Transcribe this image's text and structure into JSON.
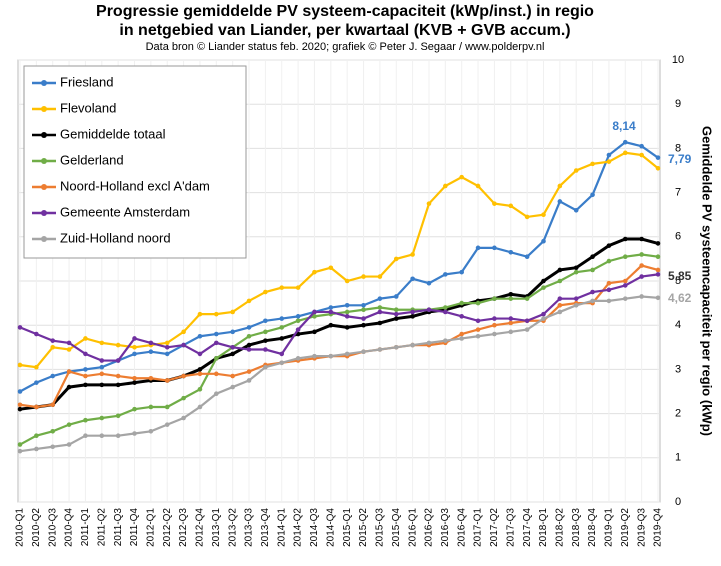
{
  "chart_data": {
    "type": "line",
    "title_lines": [
      "Progressie gemiddelde PV systeem-capaciteit (kWp/inst.) in regio",
      "in netgebied van Liander, per kwartaal (KVB + GVB accum.)"
    ],
    "subtitle": "Data bron © Liander status feb. 2020; grafiek © Peter J. Segaar / www.polderpv.nl",
    "y_label": "Gemiddelde PV systeemcapaciteit per regio (kWp)",
    "categories": [
      "2010-Q1",
      "2010-Q2",
      "2010-Q3",
      "2010-Q4",
      "2011-Q1",
      "2011-Q2",
      "2011-Q3",
      "2011-Q4",
      "2012-Q1",
      "2012-Q2",
      "2012-Q3",
      "2012-Q4",
      "2013-Q1",
      "2013-Q2",
      "2013-Q3",
      "2013-Q4",
      "2014-Q1",
      "2014-Q2",
      "2014-Q3",
      "2014-Q4",
      "2015-Q1",
      "2015-Q2",
      "2015-Q3",
      "2015-Q4",
      "2016-Q1",
      "2016-Q2",
      "2016-Q3",
      "2016-Q4",
      "2017-Q1",
      "2017-Q2",
      "2017-Q3",
      "2017-Q4",
      "2018-Q1",
      "2018-Q2",
      "2018-Q3",
      "2018-Q4",
      "2019-Q1",
      "2019-Q2",
      "2019-Q3",
      "2019-Q4"
    ],
    "series": [
      {
        "name": "Friesland",
        "color": "#3a7dc9",
        "values": [
          2.5,
          2.7,
          2.85,
          2.95,
          3.0,
          3.05,
          3.2,
          3.35,
          3.4,
          3.35,
          3.55,
          3.75,
          3.8,
          3.85,
          3.95,
          4.1,
          4.15,
          4.2,
          4.3,
          4.4,
          4.45,
          4.45,
          4.6,
          4.65,
          5.05,
          4.95,
          5.15,
          5.2,
          5.75,
          5.75,
          5.65,
          5.55,
          5.9,
          6.8,
          6.6,
          6.95,
          7.85,
          8.14,
          8.05,
          7.79
        ]
      },
      {
        "name": "Flevoland",
        "color": "#ffc000",
        "values": [
          3.1,
          3.05,
          3.5,
          3.45,
          3.7,
          3.6,
          3.55,
          3.5,
          3.55,
          3.6,
          3.85,
          4.25,
          4.25,
          4.3,
          4.55,
          4.75,
          4.85,
          4.85,
          5.2,
          5.3,
          5.0,
          5.1,
          5.1,
          5.5,
          5.6,
          6.75,
          7.15,
          7.35,
          7.15,
          6.75,
          6.7,
          6.45,
          6.5,
          7.15,
          7.5,
          7.65,
          7.7,
          7.9,
          7.85,
          7.55
        ]
      },
      {
        "name": "Gemiddelde totaal",
        "color": "#000000",
        "values": [
          2.1,
          2.15,
          2.2,
          2.6,
          2.65,
          2.65,
          2.65,
          2.7,
          2.75,
          2.75,
          2.85,
          3.0,
          3.25,
          3.35,
          3.55,
          3.65,
          3.7,
          3.8,
          3.85,
          4.0,
          3.95,
          4.0,
          4.05,
          4.15,
          4.2,
          4.3,
          4.35,
          4.45,
          4.55,
          4.6,
          4.7,
          4.65,
          5.0,
          5.25,
          5.3,
          5.55,
          5.8,
          5.95,
          5.95,
          5.85
        ]
      },
      {
        "name": "Gelderland",
        "color": "#70ad47",
        "values": [
          1.3,
          1.5,
          1.6,
          1.75,
          1.85,
          1.9,
          1.95,
          2.1,
          2.15,
          2.15,
          2.35,
          2.55,
          3.25,
          3.5,
          3.75,
          3.85,
          3.95,
          4.1,
          4.2,
          4.25,
          4.3,
          4.35,
          4.4,
          4.35,
          4.35,
          4.35,
          4.4,
          4.5,
          4.5,
          4.6,
          4.6,
          4.6,
          4.85,
          5.0,
          5.2,
          5.25,
          5.45,
          5.55,
          5.6,
          5.55
        ]
      },
      {
        "name": "Noord-Holland excl A'dam",
        "color": "#ed7d31",
        "values": [
          2.2,
          2.15,
          2.2,
          2.95,
          2.85,
          2.9,
          2.85,
          2.8,
          2.8,
          2.75,
          2.85,
          2.9,
          2.9,
          2.85,
          2.95,
          3.1,
          3.15,
          3.2,
          3.25,
          3.3,
          3.3,
          3.4,
          3.45,
          3.5,
          3.55,
          3.55,
          3.6,
          3.8,
          3.9,
          4.0,
          4.05,
          4.1,
          4.1,
          4.45,
          4.5,
          4.5,
          4.95,
          5.0,
          5.35,
          5.25
        ]
      },
      {
        "name": "Gemeente Amsterdam",
        "color": "#7030a0",
        "values": [
          3.95,
          3.8,
          3.65,
          3.6,
          3.35,
          3.2,
          3.2,
          3.7,
          3.6,
          3.5,
          3.55,
          3.35,
          3.6,
          3.5,
          3.45,
          3.45,
          3.35,
          3.9,
          4.3,
          4.3,
          4.2,
          4.15,
          4.3,
          4.25,
          4.3,
          4.35,
          4.3,
          4.2,
          4.1,
          4.15,
          4.15,
          4.1,
          4.25,
          4.6,
          4.6,
          4.75,
          4.8,
          4.9,
          5.1,
          5.15
        ]
      },
      {
        "name": "Zuid-Holland noord",
        "color": "#a5a5a5",
        "values": [
          1.15,
          1.2,
          1.25,
          1.3,
          1.5,
          1.5,
          1.5,
          1.55,
          1.6,
          1.75,
          1.9,
          2.15,
          2.45,
          2.6,
          2.75,
          3.05,
          3.15,
          3.25,
          3.3,
          3.3,
          3.35,
          3.4,
          3.45,
          3.5,
          3.55,
          3.6,
          3.65,
          3.7,
          3.75,
          3.8,
          3.85,
          3.9,
          4.15,
          4.3,
          4.45,
          4.55,
          4.55,
          4.6,
          4.65,
          4.62
        ]
      }
    ],
    "annotations": [
      {
        "text": "8,14",
        "color": "#3a7dc9"
      },
      {
        "text": "7,79",
        "color": "#3a7dc9"
      },
      {
        "text": "5,85",
        "color": "#333333"
      },
      {
        "text": "4,62",
        "color": "#a5a5a5"
      }
    ],
    "ylim": [
      0,
      10
    ],
    "yticks": [
      0,
      1,
      2,
      3,
      4,
      5,
      6,
      7,
      8,
      9,
      10
    ],
    "grid": true,
    "legend": "upper left"
  }
}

++++++++

Return all lines of the material above in which the word "color" occurs.

        "color": "#3a7dc9",
        "color": "#ffc000",
        "color": "#000000",
        "color": "#70ad47",
        "color": "#ed7d31",
        "color": "#7030a0",
        "color": "#a5a5a5",
        "color": "#3a7dc9"
        "color": "#3a7dc9"
        "color": "#333333"
        "color": "#a5a5a5"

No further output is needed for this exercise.